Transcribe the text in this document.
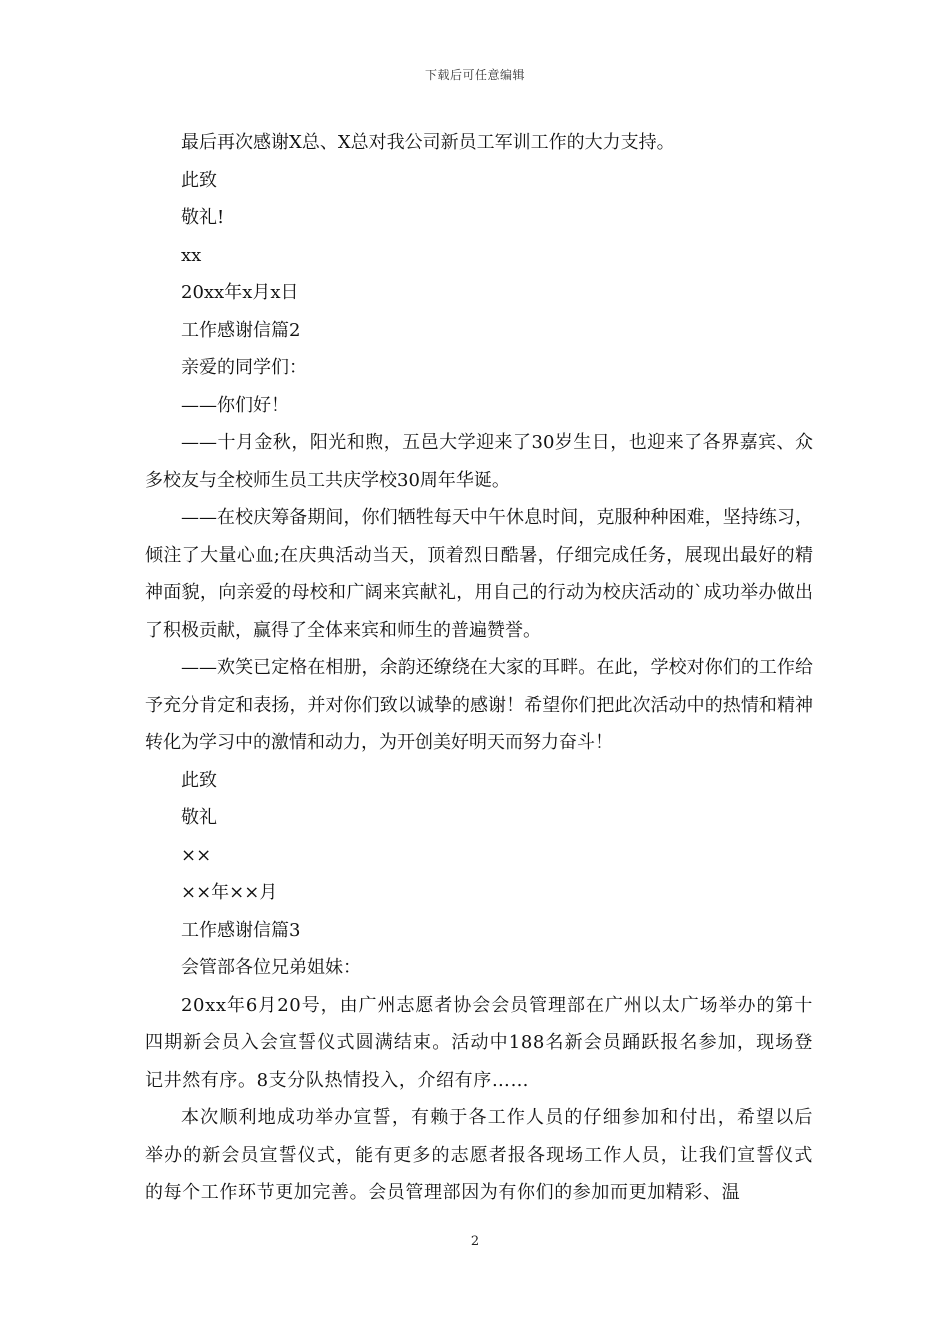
下载后可任意编辑

最后再次感谢X总、X总对我公司新员工军训工作的大力支持。

此致

敬礼!

xx

20xx年x月x日

工作感谢信篇2

亲爱的同学们：

——你们好！

——十月金秋，阳光和煦，五邑大学迎来了30岁生日，也迎来了各界嘉宾、众多校友与全校师生员工共庆学校30周年华诞。

——在校庆筹备期间，你们牺牲每天中午休息时间，克服种种困难，坚持练习，倾注了大量心血;在庆典活动当天，顶着烈日酷暑，仔细完成任务，展现出最好的精神面貌，向亲爱的母校和广阔来宾献礼，用自己的行动为校庆活动的`成功举办做出了积极贡献，赢得了全体来宾和师生的普遍赞誉。

——欢笑已定格在相册，余韵还缭绕在大家的耳畔。在此，学校对你们的工作给予充分肯定和表扬，并对你们致以诚挚的感谢！希望你们把此次活动中的热情和精神转化为学习中的激情和动力，为开创美好明天而努力奋斗！

此致

敬礼

××

××年××月

工作感谢信篇3

会管部各位兄弟姐妹：

20xx年6月20号，由广州志愿者协会会员管理部在广州以太广场举办的第十四期新会员入会宣誓仪式圆满结束。活动中188名新会员踊跃报名参加，现场登记井然有序。8支分队热情投入，介绍有序……

本次顺利地成功举办宣誓，有赖于各工作人员的仔细参加和付出，希望以后举办的新会员宣誓仪式，能有更多的志愿者报各现场工作人员，让我们宣誓仪式的每个工作环节更加完善。会员管理部因为有你们的参加而更加精彩、温

2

YOUR OBJECTIVE
The pictures should not be reproduced; quote all of the other material exactly.

RESPONSE TO THE TASK
Transcribe the text in this document.
下载后可任意编辑

最后再次感谢X总、X总对我公司新员工军训工作的大力支持。

此致

敬礼!

xx

20xx年x月x日

工作感谢信篇2

亲爱的同学们：

——你们好！

——十月金秋，阳光和煦，五邑大学迎来了30岁生日，也迎来了各界嘉宾、众多校友与全校师生员工共庆学校30周年华诞。

——在校庆筹备期间，你们牺牲每天中午休息时间，克服种种困难，坚持练习，倾注了大量心血;在庆典活动当天，顶着烈日酷暑，仔细完成任务，展现出最好的精神面貌，向亲爱的母校和广阔来宾献礼，用自己的行动为校庆活动的`成功举办做出了积极贡献，赢得了全体来宾和师生的普遍赞誉。

——欢笑已定格在相册，余韵还缭绕在大家的耳畔。在此，学校对你们的工作给予充分肯定和表扬，并对你们致以诚挚的感谢！希望你们把此次活动中的热情和精神转化为学习中的激情和动力，为开创美好明天而努力奋斗！

此致

敬礼

××

××年××月

工作感谢信篇3

会管部各位兄弟姐妹：

20xx年6月20号，由广州志愿者协会会员管理部在广州以太广场举办的第十四期新会员入会宣誓仪式圆满结束。活动中188名新会员踊跃报名参加，现场登记井然有序。8支分队热情投入，介绍有序……

本次顺利地成功举办宣誓，有赖于各工作人员的仔细参加和付出，希望以后举办的新会员宣誓仪式，能有更多的志愿者报各现场工作人员，让我们宣誓仪式的每个工作环节更加完善。会员管理部因为有你们的参加而更加精彩、温

2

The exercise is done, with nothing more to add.